Do this:
Locate the line that contains "What does this". Print it and each following line through the end of the listing, verbatim, and nothing more.

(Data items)
========
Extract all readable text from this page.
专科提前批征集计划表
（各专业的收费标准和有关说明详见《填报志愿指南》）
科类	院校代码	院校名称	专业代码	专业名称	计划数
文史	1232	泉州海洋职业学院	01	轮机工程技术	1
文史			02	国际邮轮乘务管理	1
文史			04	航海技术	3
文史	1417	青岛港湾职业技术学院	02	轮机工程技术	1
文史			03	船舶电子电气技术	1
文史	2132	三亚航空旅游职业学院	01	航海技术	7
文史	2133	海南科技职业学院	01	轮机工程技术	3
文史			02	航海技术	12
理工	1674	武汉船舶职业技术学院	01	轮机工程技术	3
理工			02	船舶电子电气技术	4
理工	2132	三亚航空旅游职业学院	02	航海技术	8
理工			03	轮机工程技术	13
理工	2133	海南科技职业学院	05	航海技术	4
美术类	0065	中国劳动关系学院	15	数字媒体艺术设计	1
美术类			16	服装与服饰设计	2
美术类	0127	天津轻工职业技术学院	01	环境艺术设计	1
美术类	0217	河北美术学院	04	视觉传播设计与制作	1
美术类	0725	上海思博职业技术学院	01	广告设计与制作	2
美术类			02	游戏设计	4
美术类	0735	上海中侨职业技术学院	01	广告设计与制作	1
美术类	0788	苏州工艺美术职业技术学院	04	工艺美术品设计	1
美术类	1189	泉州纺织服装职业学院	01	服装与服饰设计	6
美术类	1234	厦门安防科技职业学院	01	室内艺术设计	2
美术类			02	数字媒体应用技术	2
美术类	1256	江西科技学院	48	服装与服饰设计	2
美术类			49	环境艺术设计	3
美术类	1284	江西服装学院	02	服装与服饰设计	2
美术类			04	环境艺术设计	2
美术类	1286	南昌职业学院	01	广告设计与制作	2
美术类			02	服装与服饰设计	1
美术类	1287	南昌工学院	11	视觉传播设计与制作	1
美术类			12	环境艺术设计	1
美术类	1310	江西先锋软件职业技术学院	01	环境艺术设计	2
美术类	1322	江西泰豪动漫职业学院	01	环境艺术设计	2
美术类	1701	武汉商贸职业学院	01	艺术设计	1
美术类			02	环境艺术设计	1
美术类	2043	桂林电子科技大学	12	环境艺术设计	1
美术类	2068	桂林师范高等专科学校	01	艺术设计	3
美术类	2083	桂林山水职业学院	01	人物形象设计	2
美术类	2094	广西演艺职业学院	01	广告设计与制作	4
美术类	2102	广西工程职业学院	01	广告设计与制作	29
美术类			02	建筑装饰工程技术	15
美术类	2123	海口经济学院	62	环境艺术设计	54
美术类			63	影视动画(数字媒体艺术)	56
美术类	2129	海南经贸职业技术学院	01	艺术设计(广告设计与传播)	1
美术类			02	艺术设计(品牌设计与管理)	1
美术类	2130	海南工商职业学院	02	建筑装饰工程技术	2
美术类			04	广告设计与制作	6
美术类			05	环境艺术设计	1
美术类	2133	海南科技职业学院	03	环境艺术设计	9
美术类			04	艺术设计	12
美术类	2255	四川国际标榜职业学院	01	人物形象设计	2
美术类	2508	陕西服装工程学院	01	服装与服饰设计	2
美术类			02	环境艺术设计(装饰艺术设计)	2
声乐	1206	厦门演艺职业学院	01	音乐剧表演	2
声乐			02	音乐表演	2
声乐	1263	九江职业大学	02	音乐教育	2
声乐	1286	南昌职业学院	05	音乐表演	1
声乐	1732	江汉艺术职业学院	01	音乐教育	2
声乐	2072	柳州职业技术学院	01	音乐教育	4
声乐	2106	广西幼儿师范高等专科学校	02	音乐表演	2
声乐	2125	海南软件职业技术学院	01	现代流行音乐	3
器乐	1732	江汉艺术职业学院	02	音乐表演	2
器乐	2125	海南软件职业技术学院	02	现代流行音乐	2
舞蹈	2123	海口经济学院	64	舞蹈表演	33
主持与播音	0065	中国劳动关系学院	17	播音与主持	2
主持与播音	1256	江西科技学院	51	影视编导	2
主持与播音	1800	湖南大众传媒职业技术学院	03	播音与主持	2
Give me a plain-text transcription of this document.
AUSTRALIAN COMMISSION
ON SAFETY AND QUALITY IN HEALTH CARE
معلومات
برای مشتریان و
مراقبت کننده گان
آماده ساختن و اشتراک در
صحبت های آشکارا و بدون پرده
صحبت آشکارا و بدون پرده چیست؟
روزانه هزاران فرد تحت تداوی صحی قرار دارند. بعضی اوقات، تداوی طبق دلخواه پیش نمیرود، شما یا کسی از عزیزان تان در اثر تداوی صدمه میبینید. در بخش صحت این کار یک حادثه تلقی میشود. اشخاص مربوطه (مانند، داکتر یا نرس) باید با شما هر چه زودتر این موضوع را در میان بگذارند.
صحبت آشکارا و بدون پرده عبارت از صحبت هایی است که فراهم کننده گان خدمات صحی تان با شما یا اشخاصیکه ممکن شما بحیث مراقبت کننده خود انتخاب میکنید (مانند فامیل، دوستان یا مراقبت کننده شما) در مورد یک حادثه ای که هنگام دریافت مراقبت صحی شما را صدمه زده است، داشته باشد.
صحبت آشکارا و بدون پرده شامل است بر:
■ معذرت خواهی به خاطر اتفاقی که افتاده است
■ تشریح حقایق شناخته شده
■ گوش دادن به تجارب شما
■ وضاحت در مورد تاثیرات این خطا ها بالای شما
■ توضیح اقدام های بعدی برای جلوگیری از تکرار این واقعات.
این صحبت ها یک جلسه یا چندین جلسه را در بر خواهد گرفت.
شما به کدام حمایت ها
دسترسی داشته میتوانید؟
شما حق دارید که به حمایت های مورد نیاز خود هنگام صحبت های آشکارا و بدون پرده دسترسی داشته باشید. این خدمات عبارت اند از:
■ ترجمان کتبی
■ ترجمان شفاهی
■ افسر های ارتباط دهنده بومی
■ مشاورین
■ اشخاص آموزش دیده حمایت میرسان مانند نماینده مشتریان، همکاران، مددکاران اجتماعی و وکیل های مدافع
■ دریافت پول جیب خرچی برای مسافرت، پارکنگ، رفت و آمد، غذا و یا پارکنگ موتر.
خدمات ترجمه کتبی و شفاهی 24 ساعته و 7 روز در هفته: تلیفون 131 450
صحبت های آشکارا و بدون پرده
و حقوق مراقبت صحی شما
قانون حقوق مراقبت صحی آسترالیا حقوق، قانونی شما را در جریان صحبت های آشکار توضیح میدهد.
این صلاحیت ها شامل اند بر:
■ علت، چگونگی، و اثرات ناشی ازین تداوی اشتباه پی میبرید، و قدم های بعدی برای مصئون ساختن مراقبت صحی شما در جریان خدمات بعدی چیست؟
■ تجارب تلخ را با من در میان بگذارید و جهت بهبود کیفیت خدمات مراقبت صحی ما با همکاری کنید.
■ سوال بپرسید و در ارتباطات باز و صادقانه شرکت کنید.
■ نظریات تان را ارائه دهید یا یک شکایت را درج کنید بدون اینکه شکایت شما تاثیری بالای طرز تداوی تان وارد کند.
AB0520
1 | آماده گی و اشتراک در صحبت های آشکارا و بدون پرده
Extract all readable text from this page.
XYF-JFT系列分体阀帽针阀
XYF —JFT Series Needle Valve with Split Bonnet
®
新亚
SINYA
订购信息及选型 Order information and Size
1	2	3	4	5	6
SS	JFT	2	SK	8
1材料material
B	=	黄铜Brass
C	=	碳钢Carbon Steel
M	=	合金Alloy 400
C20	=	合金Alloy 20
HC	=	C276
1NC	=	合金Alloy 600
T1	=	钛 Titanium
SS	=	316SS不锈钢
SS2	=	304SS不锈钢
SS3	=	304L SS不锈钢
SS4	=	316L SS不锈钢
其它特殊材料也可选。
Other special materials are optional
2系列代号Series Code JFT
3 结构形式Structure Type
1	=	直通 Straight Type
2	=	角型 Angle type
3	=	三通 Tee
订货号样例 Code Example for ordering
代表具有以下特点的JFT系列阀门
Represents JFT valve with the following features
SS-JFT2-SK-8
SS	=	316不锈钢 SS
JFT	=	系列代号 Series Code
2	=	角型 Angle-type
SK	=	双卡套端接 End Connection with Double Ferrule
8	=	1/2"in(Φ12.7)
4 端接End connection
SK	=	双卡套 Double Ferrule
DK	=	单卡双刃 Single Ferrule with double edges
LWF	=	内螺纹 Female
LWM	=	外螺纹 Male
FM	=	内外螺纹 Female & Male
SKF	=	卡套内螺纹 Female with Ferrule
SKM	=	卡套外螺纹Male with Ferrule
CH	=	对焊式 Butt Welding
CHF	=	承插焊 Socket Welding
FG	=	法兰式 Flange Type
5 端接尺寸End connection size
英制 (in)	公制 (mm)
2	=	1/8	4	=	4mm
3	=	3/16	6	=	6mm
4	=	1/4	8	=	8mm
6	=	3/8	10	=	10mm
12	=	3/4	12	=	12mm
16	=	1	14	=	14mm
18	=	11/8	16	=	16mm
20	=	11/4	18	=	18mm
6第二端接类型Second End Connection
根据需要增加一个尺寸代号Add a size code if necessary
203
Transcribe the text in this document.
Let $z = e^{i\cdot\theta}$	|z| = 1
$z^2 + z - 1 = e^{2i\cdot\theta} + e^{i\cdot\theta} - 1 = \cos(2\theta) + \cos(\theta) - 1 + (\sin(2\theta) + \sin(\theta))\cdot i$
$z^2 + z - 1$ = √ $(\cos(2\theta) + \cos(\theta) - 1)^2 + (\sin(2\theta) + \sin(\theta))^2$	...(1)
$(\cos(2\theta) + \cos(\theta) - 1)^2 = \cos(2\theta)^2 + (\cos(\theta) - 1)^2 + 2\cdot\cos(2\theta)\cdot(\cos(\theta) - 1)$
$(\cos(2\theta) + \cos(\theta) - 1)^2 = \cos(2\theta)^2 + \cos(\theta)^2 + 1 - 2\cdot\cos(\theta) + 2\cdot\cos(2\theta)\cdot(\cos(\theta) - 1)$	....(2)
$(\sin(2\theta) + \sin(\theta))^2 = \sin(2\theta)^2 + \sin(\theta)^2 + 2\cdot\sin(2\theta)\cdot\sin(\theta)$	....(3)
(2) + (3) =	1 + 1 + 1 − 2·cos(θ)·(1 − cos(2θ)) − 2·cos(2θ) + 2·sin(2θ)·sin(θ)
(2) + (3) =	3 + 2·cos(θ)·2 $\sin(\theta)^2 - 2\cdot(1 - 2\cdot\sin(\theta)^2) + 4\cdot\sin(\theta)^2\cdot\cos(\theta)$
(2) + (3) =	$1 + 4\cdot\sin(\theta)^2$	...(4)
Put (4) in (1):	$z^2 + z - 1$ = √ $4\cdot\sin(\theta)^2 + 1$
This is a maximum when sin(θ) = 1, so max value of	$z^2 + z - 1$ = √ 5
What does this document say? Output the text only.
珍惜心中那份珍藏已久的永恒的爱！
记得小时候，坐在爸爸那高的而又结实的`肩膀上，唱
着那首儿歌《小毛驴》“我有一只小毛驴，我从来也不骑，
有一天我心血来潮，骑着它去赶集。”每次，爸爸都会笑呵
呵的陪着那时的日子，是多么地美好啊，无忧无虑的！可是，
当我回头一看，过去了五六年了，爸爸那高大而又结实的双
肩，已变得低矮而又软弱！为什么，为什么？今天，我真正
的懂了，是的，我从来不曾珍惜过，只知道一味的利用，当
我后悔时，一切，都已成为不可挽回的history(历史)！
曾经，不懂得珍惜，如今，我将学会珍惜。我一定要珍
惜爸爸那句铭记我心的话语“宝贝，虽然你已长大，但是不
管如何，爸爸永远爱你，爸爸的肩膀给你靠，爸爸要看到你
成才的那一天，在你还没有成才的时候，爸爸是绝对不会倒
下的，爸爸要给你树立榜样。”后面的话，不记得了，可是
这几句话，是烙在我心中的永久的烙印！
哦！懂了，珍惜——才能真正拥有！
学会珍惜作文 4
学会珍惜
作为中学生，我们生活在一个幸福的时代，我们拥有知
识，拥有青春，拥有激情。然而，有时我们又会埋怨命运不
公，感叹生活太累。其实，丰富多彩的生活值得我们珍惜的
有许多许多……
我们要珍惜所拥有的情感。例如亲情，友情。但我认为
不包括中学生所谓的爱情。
========
Solved exercise:
What does this document say? Output the text only.
珍惜心中那份珍藏已久的永恒的爱！
记得小时候，坐在爸爸那高的而又结实的`肩膀上，唱
着那首儿歌《小毛驴》“我有一只小毛驴，我从来也不骑，
有一天我心血来潮，骑着它去赶集。”每次，爸爸都会笑呵
呵的陪着那时的日子，是多么地美好啊，无忧无虑的！可是，
当我回头一看，过去了五六年了，爸爸那高大而又结实的双
肩，已变得低矮而又软弱！为什么，为什么？今天，我真正
的懂了，是的，我从来不曾珍惜过，只知道一味的利用，当
我后悔时，一切，都已成为不可挽回的history(历史)！
曾经，不懂得珍惜，如今，我将学会珍惜。我一定要珍
惜爸爸那句铭记我心的话语“宝贝，虽然你已长大，但是不
管如何，爸爸永远爱你，爸爸的肩膀给你靠，爸爸要看到你
成才的那一天，在你还没有成才的时候，爸爸是绝对不会倒
下的，爸爸要给你树立榜样。”后面的话，不记得了，可是
这几句话，是烙在我心中的永久的烙印！
哦！懂了，珍惜——才能真正拥有！
学会珍惜作文 4
学会珍惜
作为中学生，我们生活在一个幸福的时代，我们拥有知
识，拥有青春，拥有激情。然而，有时我们又会埋怨命运不
公，感叹生活太累。其实，丰富多彩的生活值得我们珍惜的
有许多许多……
我们要珍惜所拥有的情感。例如亲情，友情。但我认为
不包括中学生所谓的爱情。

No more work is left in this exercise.